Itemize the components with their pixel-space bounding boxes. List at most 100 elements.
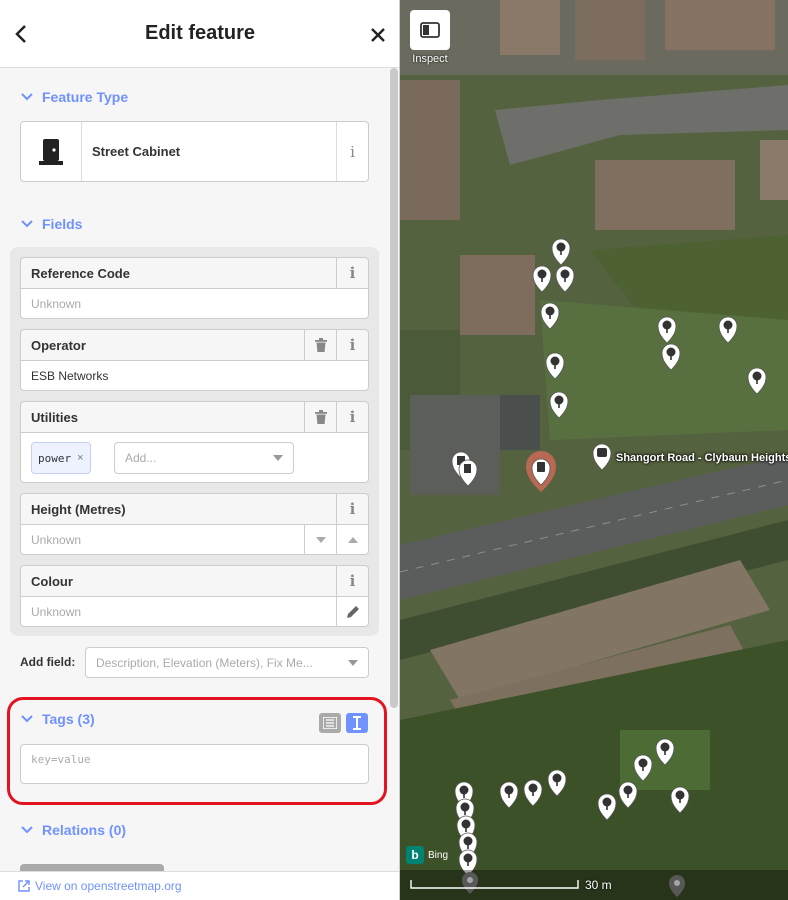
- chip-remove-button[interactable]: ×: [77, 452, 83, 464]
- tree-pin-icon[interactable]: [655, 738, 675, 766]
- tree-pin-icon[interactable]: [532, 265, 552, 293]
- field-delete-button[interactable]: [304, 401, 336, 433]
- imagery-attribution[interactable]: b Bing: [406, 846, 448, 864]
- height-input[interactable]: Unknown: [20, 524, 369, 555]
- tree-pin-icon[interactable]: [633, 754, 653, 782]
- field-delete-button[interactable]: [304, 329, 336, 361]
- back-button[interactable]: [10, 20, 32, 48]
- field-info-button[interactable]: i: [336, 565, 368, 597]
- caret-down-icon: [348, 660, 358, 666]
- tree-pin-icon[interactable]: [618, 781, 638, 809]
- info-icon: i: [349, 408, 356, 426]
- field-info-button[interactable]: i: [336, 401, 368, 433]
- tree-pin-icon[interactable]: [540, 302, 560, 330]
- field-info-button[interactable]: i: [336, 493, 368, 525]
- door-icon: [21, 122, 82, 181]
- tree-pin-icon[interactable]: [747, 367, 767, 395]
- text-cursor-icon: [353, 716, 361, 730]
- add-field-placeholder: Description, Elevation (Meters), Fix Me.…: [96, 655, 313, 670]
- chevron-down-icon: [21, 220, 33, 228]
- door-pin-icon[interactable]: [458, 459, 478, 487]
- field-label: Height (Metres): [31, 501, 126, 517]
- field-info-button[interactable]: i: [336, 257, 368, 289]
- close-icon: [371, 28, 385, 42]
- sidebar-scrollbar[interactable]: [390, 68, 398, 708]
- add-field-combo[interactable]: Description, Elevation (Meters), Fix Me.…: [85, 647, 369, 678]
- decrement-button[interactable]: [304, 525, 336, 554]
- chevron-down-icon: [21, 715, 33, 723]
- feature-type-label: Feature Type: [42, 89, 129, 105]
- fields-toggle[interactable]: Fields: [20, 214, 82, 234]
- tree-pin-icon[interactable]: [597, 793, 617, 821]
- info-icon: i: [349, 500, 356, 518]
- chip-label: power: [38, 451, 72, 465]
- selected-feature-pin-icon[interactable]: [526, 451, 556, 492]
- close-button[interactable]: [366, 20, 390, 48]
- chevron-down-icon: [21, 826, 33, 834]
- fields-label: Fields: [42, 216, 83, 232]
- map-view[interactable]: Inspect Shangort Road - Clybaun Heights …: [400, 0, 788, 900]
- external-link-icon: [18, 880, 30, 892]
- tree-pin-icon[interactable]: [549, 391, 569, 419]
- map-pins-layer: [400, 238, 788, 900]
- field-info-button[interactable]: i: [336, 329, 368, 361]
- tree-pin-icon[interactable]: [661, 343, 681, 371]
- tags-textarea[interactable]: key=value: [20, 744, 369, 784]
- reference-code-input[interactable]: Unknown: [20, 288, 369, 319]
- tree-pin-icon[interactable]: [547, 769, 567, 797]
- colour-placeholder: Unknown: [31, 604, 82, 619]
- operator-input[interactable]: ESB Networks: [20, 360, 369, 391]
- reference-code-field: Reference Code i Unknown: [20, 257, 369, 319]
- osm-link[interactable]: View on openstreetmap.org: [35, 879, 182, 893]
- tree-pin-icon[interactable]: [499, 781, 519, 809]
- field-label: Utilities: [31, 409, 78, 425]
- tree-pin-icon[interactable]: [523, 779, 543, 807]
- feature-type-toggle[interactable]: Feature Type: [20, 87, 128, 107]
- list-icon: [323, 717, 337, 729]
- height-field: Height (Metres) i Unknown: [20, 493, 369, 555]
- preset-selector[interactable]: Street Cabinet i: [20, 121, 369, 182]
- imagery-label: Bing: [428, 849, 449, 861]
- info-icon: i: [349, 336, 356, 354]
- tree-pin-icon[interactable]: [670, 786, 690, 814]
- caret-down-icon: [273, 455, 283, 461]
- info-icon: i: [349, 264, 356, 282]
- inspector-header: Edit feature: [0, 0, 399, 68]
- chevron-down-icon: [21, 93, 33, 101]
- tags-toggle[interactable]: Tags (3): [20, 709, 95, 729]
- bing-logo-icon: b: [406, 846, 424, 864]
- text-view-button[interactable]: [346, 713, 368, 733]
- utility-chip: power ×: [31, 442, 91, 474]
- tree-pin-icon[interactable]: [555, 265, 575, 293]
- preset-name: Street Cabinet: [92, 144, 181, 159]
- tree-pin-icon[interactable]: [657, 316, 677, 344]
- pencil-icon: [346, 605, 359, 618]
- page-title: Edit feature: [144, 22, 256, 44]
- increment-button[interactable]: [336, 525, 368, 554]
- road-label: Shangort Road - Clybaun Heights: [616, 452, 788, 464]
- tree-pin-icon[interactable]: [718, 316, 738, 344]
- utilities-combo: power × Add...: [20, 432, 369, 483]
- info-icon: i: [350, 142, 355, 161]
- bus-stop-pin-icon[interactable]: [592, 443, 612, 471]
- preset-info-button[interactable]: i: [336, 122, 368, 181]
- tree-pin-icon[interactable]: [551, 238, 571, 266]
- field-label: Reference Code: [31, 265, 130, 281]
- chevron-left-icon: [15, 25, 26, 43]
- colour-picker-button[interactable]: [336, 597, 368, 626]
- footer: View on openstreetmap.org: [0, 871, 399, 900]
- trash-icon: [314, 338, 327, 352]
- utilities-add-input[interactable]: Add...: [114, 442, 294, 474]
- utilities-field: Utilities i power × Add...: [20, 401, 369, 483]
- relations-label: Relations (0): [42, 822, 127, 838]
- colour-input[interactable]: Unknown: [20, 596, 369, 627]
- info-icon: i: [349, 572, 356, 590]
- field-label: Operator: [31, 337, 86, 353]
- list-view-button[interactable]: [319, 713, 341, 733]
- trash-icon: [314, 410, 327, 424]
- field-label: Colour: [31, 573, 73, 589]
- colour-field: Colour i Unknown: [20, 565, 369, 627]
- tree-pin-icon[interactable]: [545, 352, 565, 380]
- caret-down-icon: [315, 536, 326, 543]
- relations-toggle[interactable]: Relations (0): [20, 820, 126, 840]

...

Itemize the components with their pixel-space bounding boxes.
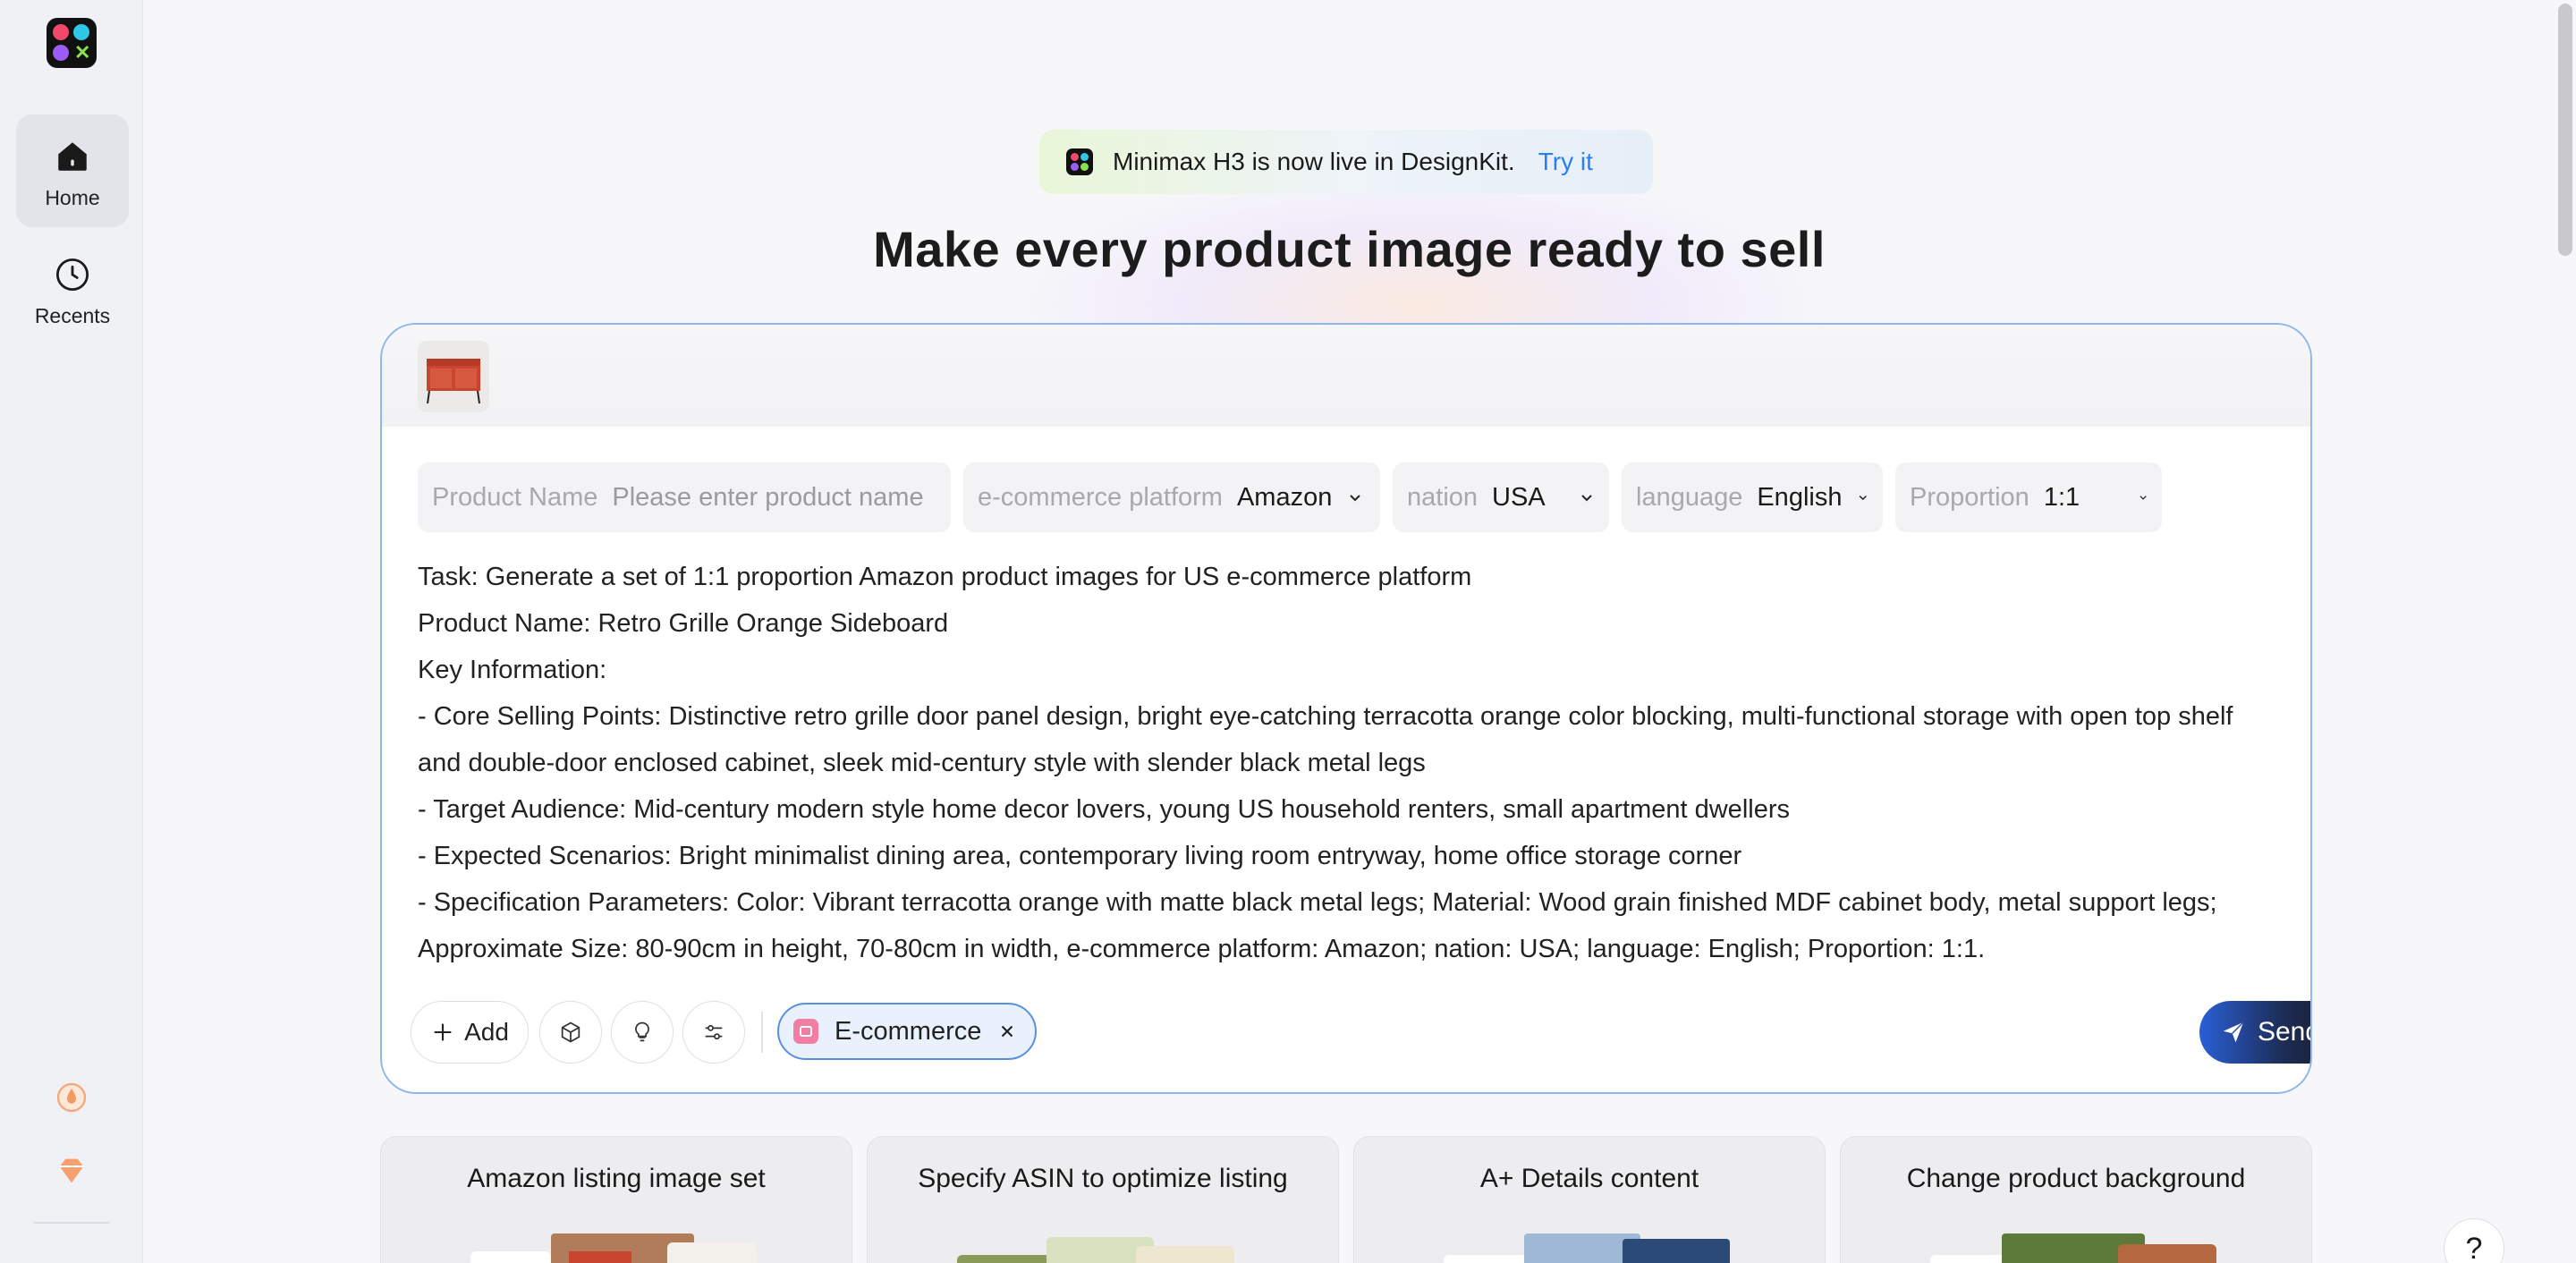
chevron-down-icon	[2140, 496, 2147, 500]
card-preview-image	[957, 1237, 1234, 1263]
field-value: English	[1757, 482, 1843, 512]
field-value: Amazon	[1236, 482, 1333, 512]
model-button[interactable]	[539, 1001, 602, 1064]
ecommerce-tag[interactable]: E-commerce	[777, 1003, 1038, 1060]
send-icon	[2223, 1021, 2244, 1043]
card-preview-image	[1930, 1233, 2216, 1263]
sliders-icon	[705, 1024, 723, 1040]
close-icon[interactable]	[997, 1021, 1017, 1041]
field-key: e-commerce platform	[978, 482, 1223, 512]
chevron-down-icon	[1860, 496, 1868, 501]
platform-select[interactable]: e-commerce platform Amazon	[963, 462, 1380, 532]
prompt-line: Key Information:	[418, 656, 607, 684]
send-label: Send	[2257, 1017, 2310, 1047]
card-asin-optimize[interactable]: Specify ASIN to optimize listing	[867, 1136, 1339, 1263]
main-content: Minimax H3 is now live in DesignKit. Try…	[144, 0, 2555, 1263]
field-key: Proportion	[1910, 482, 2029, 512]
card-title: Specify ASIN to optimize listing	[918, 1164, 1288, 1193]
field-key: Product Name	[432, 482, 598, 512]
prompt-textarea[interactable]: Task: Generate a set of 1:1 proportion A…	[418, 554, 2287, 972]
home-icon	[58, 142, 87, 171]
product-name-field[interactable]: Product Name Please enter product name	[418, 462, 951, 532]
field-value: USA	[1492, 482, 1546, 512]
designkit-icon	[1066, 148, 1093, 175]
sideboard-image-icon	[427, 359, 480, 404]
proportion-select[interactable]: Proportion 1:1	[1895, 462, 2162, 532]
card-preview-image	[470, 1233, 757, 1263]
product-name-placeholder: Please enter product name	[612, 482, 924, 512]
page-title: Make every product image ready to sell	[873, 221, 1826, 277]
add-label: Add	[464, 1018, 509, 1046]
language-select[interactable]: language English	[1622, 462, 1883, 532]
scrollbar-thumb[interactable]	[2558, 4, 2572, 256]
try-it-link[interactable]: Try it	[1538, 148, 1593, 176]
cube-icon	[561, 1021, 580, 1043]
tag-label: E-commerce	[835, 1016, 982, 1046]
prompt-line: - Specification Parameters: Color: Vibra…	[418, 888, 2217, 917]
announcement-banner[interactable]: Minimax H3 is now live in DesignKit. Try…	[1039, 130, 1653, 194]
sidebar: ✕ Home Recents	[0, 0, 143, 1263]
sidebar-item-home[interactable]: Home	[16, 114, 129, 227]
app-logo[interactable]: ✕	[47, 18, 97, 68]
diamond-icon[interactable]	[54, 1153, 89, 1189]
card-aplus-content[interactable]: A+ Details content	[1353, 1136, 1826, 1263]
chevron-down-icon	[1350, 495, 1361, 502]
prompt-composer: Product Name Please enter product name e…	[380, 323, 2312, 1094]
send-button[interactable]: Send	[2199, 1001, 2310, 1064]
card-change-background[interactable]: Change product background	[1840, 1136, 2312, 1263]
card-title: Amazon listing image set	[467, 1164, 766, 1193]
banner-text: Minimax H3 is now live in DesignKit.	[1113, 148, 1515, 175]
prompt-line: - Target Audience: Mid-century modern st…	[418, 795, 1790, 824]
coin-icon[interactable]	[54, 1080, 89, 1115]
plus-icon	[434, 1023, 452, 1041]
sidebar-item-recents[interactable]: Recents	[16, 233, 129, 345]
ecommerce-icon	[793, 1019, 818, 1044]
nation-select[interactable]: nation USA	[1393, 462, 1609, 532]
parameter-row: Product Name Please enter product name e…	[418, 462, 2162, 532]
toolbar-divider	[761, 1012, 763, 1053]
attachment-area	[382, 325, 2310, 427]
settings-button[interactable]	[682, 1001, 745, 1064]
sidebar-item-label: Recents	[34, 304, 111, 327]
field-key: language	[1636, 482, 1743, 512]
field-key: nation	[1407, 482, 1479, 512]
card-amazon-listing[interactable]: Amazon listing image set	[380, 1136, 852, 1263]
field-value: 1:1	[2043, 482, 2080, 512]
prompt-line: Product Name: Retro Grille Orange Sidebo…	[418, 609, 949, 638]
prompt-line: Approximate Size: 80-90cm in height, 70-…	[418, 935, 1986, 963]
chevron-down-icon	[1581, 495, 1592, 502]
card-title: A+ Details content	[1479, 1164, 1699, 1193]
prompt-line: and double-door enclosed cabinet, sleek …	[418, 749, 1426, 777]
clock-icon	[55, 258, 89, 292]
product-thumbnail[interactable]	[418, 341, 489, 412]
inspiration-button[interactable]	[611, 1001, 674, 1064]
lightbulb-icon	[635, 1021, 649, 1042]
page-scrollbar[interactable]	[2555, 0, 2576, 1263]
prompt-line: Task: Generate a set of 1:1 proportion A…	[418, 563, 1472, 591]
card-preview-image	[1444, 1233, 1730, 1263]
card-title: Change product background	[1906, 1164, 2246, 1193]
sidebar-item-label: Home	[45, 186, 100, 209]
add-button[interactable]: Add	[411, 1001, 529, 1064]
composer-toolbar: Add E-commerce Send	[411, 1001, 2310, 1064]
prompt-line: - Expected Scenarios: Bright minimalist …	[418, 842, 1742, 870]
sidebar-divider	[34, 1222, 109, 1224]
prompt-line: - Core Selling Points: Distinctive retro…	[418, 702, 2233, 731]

* Task to carry out: Retype the entries in the second block, starting at the line that contains "496, 2147, 500]" and ending at the line that contains "1017, 2310, 1047]".

* Written response:
chevron-down-icon	[2140, 496, 2147, 500]
card-preview-image	[957, 1237, 1234, 1263]
field-value: English	[1757, 482, 1843, 512]
field-value: Amazon	[1236, 482, 1333, 512]
model-button[interactable]	[539, 1001, 602, 1064]
ecommerce-tag[interactable]: E-commerce	[777, 1003, 1038, 1060]
send-icon	[2223, 1021, 2244, 1043]
card-preview-image	[1930, 1233, 2216, 1263]
sliders-icon	[705, 1024, 723, 1040]
close-icon[interactable]	[997, 1021, 1017, 1041]
field-key: e-commerce platform	[978, 482, 1223, 512]
chevron-down-icon	[1860, 496, 1868, 501]
platform-select[interactable]: e-commerce platform Amazon	[963, 462, 1380, 532]
prompt-line: Key Information:	[418, 656, 607, 684]
send-label: Send	[2257, 1017, 2310, 1047]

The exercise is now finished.